--- start of ENTRIES ---
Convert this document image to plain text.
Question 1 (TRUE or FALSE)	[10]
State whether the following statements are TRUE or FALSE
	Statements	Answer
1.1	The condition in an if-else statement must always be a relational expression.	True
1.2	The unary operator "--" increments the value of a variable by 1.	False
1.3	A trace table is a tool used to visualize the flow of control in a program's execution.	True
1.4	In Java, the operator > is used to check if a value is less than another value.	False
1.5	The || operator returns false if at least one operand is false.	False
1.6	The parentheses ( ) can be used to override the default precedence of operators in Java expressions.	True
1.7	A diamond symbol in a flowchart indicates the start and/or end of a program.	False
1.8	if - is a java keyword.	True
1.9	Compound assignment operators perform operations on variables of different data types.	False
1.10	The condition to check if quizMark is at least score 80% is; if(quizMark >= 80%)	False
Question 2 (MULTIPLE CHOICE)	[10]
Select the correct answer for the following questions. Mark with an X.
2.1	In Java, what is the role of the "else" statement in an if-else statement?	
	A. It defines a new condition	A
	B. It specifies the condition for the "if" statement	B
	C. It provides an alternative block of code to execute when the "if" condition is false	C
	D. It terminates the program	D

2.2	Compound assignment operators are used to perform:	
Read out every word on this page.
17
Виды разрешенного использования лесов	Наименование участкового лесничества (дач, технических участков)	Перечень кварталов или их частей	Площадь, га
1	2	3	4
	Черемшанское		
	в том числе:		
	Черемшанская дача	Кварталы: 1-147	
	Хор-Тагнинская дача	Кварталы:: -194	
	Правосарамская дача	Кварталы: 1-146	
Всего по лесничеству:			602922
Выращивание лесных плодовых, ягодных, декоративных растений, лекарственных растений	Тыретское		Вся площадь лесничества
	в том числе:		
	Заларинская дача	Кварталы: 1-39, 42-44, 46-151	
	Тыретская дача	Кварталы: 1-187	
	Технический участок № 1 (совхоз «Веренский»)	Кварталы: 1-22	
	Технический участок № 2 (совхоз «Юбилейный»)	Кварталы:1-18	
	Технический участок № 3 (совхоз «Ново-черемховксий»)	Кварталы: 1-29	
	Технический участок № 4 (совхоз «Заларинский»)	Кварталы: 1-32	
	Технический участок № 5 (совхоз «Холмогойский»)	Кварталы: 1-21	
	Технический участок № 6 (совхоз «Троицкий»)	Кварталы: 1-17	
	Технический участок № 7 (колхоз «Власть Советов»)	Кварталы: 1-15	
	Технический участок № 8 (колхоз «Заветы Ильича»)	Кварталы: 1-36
--- end of ENTRIES ---
## WHAT IS REQUIRED
Give back all the data exactly as written.

## FINISHED EXERCISE
Convert this document image to plain text.
Question 1 (TRUE or FALSE)	[10]
State whether the following statements are TRUE or FALSE
	Statements	Answer
1.1	The condition in an if-else statement must always be a relational expression.	True
1.2	The unary operator "--" increments the value of a variable by 1.	False
1.3	A trace table is a tool used to visualize the flow of control in a program's execution.	True
1.4	In Java, the operator > is used to check if a value is less than another value.	False
1.5	The || operator returns false if at least one operand is false.	False
1.6	The parentheses ( ) can be used to override the default precedence of operators in Java expressions.	True
1.7	A diamond symbol in a flowchart indicates the start and/or end of a program.	False
1.8	if - is a java keyword.	True
1.9	Compound assignment operators perform operations on variables of different data types.	False
1.10	The condition to check if quizMark is at least score 80% is; if(quizMark >= 80%)	False
Question 2 (MULTIPLE CHOICE)	[10]
Select the correct answer for the following questions. Mark with an X.
2.1	In Java, what is the role of the "else" statement in an if-else statement?	
	A. It defines a new condition	A
	B. It specifies the condition for the "if" statement	B
	C. It provides an alternative block of code to execute when the "if" condition is false	C
	D. It terminates the program	D

2.2	Compound assignment operators are used to perform:	
Read out every word on this page.
17
Виды разрешенного использования лесов	Наименование участкового лесничества (дач, технических участков)	Перечень кварталов или их частей	Площадь, га
1	2	3	4
	Черемшанское		
	в том числе:		
	Черемшанская дача	Кварталы: 1-147	
	Хор-Тагнинская дача	Кварталы:: -194	
	Правосарамская дача	Кварталы: 1-146	
Всего по лесничеству:			602922
Выращивание лесных плодовых, ягодных, декоративных растений, лекарственных растений	Тыретское		Вся площадь лесничества
	в том числе:		
	Заларинская дача	Кварталы: 1-39, 42-44, 46-151	
	Тыретская дача	Кварталы: 1-187	
	Технический участок № 1 (совхоз «Веренский»)	Кварталы: 1-22	
	Технический участок № 2 (совхоз «Юбилейный»)	Кварталы:1-18	
	Технический участок № 3 (совхоз «Ново-черемховксий»)	Кварталы: 1-29	
	Технический участок № 4 (совхоз «Заларинский»)	Кварталы: 1-32	
	Технический участок № 5 (совхоз «Холмогойский»)	Кварталы: 1-21	
	Технический участок № 6 (совхоз «Троицкий»)	Кварталы: 1-17	
	Технический участок № 7 (колхоз «Власть Советов»)	Кварталы: 1-15	
	Технический участок № 8 (колхоз «Заветы Ильича»)	Кварталы: 1-36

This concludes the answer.